__TASK REQUIREMENTS__: Please output the lines shown below exactly as they appear.

__MATERIAL FOR THE TASK__:
* BEGIN *

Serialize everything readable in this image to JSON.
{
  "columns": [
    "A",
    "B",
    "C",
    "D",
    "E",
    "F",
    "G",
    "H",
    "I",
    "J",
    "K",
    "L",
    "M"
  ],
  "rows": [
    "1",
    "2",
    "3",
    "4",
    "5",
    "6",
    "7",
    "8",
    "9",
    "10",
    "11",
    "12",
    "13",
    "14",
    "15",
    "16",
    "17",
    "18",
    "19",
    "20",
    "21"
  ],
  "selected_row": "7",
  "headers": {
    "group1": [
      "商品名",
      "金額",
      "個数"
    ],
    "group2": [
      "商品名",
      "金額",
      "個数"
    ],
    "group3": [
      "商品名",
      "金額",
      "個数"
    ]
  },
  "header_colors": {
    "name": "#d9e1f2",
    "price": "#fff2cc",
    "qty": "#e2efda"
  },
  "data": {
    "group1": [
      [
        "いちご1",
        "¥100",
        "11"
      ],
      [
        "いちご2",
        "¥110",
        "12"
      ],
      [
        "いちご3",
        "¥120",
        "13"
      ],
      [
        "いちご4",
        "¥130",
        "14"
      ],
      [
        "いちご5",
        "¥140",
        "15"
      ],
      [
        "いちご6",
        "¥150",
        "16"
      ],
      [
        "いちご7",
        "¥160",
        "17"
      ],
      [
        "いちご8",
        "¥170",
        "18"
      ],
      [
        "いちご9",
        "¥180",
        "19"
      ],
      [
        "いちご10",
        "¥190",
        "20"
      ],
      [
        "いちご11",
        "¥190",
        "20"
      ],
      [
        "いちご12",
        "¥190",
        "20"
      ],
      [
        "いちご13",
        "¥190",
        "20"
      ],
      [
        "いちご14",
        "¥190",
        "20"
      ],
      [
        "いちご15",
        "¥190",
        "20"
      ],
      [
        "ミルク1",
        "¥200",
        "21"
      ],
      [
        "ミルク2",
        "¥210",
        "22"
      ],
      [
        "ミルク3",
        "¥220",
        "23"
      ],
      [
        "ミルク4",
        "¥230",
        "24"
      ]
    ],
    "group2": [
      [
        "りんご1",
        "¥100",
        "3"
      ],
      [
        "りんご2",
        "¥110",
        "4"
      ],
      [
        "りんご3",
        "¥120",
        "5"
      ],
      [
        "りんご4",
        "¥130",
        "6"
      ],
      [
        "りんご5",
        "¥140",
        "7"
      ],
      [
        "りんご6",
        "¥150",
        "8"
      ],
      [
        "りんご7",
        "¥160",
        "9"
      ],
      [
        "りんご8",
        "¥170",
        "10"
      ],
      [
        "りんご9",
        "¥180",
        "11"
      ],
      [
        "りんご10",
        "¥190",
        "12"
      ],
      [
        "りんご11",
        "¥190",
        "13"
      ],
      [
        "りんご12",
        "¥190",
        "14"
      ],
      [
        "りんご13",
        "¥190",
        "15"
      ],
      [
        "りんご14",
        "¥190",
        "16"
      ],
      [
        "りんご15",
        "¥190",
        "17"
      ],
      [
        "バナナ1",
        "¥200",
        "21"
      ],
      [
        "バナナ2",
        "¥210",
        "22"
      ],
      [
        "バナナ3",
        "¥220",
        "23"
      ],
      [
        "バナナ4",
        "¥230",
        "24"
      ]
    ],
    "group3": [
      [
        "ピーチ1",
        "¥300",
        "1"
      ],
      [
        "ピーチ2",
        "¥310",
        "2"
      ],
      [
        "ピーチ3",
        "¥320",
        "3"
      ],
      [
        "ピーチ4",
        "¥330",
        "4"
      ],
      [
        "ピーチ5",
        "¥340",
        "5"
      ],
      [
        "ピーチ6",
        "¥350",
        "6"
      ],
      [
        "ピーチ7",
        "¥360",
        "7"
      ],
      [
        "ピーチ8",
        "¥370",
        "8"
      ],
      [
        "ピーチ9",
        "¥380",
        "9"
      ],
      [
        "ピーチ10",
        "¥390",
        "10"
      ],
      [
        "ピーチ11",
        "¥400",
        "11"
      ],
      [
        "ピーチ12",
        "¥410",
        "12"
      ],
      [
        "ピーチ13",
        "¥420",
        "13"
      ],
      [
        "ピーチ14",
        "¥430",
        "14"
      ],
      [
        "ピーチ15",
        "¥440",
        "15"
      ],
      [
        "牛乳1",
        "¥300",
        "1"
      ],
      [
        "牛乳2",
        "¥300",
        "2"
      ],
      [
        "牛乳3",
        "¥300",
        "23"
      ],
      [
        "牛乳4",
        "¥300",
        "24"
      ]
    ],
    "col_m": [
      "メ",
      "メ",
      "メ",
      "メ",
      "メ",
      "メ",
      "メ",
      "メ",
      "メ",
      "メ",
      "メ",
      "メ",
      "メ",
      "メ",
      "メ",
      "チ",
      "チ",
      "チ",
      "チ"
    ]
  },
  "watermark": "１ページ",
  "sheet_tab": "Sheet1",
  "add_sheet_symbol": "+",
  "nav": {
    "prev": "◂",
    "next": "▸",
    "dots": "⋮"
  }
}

* END *

__REPLY__:
Serialize everything readable in this image to JSON.
{
  "columns": [
    "A",
    "B",
    "C",
    "D",
    "E",
    "F",
    "G",
    "H",
    "I",
    "J",
    "K",
    "L",
    "M"
  ],
  "rows": [
    "1",
    "2",
    "3",
    "4",
    "5",
    "6",
    "7",
    "8",
    "9",
    "10",
    "11",
    "12",
    "13",
    "14",
    "15",
    "16",
    "17",
    "18",
    "19",
    "20",
    "21"
  ],
  "selected_row": "7",
  "headers": {
    "group1": [
      "商品名",
      "金額",
      "個数"
    ],
    "group2": [
      "商品名",
      "金額",
      "個数"
    ],
    "group3": [
      "商品名",
      "金額",
      "個数"
    ]
  },
  "header_colors": {
    "name": "#d9e1f2",
    "price": "#fff2cc",
    "qty": "#e2efda"
  },
  "data": {
    "group1": [
      [
        "いちご1",
        "¥100",
        "11"
      ],
      [
        "いちご2",
        "¥110",
        "12"
      ],
      [
        "いちご3",
        "¥120",
        "13"
      ],
      [
        "いちご4",
        "¥130",
        "14"
      ],
      [
        "いちご5",
        "¥140",
        "15"
      ],
      [
        "いちご6",
        "¥150",
        "16"
      ],
      [
        "いちご7",
        "¥160",
        "17"
      ],
      [
        "いちご8",
        "¥170",
        "18"
      ],
      [
        "いちご9",
        "¥180",
        "19"
      ],
      [
        "いちご10",
        "¥190",
        "20"
      ],
      [
        "いちご11",
        "¥190",
        "20"
      ],
      [
        "いちご12",
        "¥190",
        "20"
      ],
      [
        "いちご13",
        "¥190",
        "20"
      ],
      [
        "いちご14",
        "¥190",
        "20"
      ],
      [
        "いちご15",
        "¥190",
        "20"
      ],
      [
        "ミルク1",
        "¥200",
        "21"
      ],
      [
        "ミルク2",
        "¥210",
        "22"
      ],
      [
        "ミルク3",
        "¥220",
        "23"
      ],
      [
        "ミルク4",
        "¥230",
        "24"
      ]
    ],
    "group2": [
      [
        "りんご1",
        "¥100",
        "3"
      ],
      [
        "りんご2",
        "¥110",
        "4"
      ],
      [
        "りんご3",
        "¥120",
        "5"
      ],
      [
        "りんご4",
        "¥130",
        "6"
      ],
      [
        "りんご5",
        "¥140",
        "7"
      ],
      [
        "りんご6",
        "¥150",
        "8"
      ],
      [
        "りんご7",
        "¥160",
        "9"
      ],
      [
        "りんご8",
        "¥170",
        "10"
      ],
      [
        "りんご9",
        "¥180",
        "11"
      ],
      [
        "りんご10",
        "¥190",
        "12"
      ],
      [
        "りんご11",
        "¥190",
        "13"
      ],
      [
        "りんご12",
        "¥190",
        "14"
      ],
      [
        "りんご13",
        "¥190",
        "15"
      ],
      [
        "りんご14",
        "¥190",
        "16"
      ],
      [
        "りんご15",
        "¥190",
        "17"
      ],
      [
        "バナナ1",
        "¥200",
        "21"
      ],
      [
        "バナナ2",
        "¥210",
        "22"
      ],
      [
        "バナナ3",
        "¥220",
        "23"
      ],
      [
        "バナナ4",
        "¥230",
        "24"
      ]
    ],
    "group3": [
      [
        "ピーチ1",
        "¥300",
        "1"
      ],
      [
        "ピーチ2",
        "¥310",
        "2"
      ],
      [
        "ピーチ3",
        "¥320",
        "3"
      ],
      [
        "ピーチ4",
        "¥330",
        "4"
      ],
      [
        "ピーチ5",
        "¥340",
        "5"
      ],
      [
        "ピーチ6",
        "¥350",
        "6"
      ],
      [
        "ピーチ7",
        "¥360",
        "7"
      ],
      [
        "ピーチ8",
        "¥370",
        "8"
      ],
      [
        "ピーチ9",
        "¥380",
        "9"
      ],
      [
        "ピーチ10",
        "¥390",
        "10"
      ],
      [
        "ピーチ11",
        "¥400",
        "11"
      ],
      [
        "ピーチ12",
        "¥410",
        "12"
      ],
      [
        "ピーチ13",
        "¥420",
        "13"
      ],
      [
        "ピーチ14",
        "¥430",
        "14"
      ],
      [
        "ピーチ15",
        "¥440",
        "15"
      ],
      [
        "牛乳1",
        "¥300",
        "1"
      ],
      [
        "牛乳2",
        "¥300",
        "2"
      ],
      [
        "牛乳3",
        "¥300",
        "23"
      ],
      [
        "牛乳4",
        "¥300",
        "24"
      ]
    ],
    "col_m": [
      "メ",
      "メ",
      "メ",
      "メ",
      "メ",
      "メ",
      "メ",
      "メ",
      "メ",
      "メ",
      "メ",
      "メ",
      "メ",
      "メ",
      "メ",
      "チ",
      "チ",
      "チ",
      "チ"
    ]
  },
  "watermark": "１ページ",
  "sheet_tab": "Sheet1",
  "add_sheet_symbol": "+",
  "nav": {
    "prev": "◂",
    "next": "▸",
    "dots": "⋮"
  }
}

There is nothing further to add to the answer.